- **TESTO**
■ ■ ■ ■ ■ ■ ■

Apri qui una fotomappa dei sentieri del versante retico da Ardenno a Berbenno

C'è un lungo crinale, probabilmente il più panoramico in Valtellina, che scende dal pizzo Bello e dalla cima di Vignone, sopra Berbenno di Valtellina, all'alpe Scermendone, all'alpe Granda e, infine, ai prati di Lotto, sopra Ardenno. Questo crinale separa il tratto della bassa-media Valtellina compreso fra questi due paesi dalla Val Màsino. La sua parte orientale, quella compresa fra il pizzo Bello e la Croce dell'Olmo, passa anche il confine fra i comuni di Berbenno, a sud, e di Buglio, a nord (Val Terzana).
Gli itinerari possibili sono numerosi. Il più ampio è quello che parte dalla località di Our di cima, sopra Buglio in Monte, raggiunge il limite orientale dell'alpe Scermendone, sale alla cima di Vignore, scende di nuovo all'alpe e la percorre interamente, proseguendo la discesa fino all'alpe Granda, dalla quale si torna al punto di partenza.

■ ■ ■ ■ ■ ■ ■

- **MATERIALE FORNITO**
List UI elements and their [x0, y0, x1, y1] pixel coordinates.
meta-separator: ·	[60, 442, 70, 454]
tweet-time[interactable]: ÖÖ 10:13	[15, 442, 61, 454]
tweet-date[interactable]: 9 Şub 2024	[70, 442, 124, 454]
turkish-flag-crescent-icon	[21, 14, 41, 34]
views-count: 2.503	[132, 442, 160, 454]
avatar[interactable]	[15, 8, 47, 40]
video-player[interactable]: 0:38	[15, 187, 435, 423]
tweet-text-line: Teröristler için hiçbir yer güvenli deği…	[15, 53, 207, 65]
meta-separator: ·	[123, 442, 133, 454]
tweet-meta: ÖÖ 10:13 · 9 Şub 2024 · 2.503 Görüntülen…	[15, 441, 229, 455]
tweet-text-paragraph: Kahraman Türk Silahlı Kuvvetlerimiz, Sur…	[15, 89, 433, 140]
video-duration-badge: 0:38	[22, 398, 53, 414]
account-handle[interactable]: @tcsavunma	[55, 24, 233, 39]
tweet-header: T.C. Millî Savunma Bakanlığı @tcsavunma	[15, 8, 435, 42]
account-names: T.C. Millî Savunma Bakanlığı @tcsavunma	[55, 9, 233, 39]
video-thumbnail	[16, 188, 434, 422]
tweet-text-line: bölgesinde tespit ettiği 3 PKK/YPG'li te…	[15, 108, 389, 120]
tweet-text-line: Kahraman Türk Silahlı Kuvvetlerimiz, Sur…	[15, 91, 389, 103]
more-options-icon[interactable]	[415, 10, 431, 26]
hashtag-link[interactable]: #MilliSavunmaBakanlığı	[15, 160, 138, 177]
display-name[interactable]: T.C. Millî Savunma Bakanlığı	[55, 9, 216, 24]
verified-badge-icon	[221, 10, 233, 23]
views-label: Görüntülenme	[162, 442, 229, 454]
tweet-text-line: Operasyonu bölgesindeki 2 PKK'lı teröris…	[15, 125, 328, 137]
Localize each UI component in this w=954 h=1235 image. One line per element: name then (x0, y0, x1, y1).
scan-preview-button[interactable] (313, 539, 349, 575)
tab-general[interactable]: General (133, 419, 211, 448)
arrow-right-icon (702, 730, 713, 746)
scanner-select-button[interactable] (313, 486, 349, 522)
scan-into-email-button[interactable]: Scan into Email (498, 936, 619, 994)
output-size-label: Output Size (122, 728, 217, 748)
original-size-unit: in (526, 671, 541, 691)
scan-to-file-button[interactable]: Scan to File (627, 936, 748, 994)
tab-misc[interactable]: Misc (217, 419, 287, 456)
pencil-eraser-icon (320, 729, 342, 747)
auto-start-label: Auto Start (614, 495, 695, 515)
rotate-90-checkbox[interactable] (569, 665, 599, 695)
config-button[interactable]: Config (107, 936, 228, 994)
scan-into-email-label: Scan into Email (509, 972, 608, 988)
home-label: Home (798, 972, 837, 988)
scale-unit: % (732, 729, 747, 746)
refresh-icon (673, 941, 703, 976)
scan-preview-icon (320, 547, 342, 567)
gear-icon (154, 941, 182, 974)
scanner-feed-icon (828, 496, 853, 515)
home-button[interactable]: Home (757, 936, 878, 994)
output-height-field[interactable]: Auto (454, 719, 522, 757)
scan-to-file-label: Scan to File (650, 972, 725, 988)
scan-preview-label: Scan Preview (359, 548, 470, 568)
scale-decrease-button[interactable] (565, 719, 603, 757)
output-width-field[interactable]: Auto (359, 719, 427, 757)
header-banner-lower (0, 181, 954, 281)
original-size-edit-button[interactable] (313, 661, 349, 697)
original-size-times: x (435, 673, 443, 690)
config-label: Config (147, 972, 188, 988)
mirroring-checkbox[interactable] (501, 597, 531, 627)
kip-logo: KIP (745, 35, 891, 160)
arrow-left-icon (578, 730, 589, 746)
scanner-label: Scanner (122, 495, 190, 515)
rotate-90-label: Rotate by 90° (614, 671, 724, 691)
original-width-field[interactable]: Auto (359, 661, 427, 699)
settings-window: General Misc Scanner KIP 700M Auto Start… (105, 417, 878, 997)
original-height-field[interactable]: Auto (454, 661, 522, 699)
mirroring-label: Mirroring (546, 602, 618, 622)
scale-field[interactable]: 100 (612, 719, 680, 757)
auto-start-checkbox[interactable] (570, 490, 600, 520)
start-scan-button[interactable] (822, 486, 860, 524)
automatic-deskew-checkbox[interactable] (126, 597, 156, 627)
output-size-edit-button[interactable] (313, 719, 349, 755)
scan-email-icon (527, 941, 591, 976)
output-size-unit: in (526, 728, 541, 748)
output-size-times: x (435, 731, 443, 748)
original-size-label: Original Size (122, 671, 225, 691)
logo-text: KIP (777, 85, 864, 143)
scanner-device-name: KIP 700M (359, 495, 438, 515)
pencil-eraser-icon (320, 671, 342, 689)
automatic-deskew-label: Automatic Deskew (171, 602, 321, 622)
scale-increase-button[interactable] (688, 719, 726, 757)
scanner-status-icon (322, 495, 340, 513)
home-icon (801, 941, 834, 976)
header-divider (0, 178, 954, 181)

■ ■ ■ ■ ■ ■ ■

- **ESERCIZI**
a – Secondo il testo, da quale località parte l'itinerario più ampio?
b – Ricopia il brano del testo che inizia con le parole "C'è un lungo" e termina dopo "nord (Val Terzana).".
Per rispondere basati soltanto sul testo.

- **SOLUZIONI**
a – Dalla località di Our di cima, sopra Buglio in Monte.

b –
C'è un lungo crinale, probabilmente il più panoramico in Valtellina, che scende dal pizzo Bello e dalla cima di Vignone, sopra Berbenno di Valtellina, all'alpe Scermendone, all'alpe Granda e, infine, ai prati di Lotto, sopra Ardenno. Questo crinale separa il tratto della bassa-media Valtellina compreso fra questi due paesi dalla Val Màsino. La sua parte orientale, quella compresa fra il pizzo Bello e la Croce dell'Olmo, passa anche il confine fra i comuni di Berbenno, a sud, e di Buglio, a nord (Val Terzana).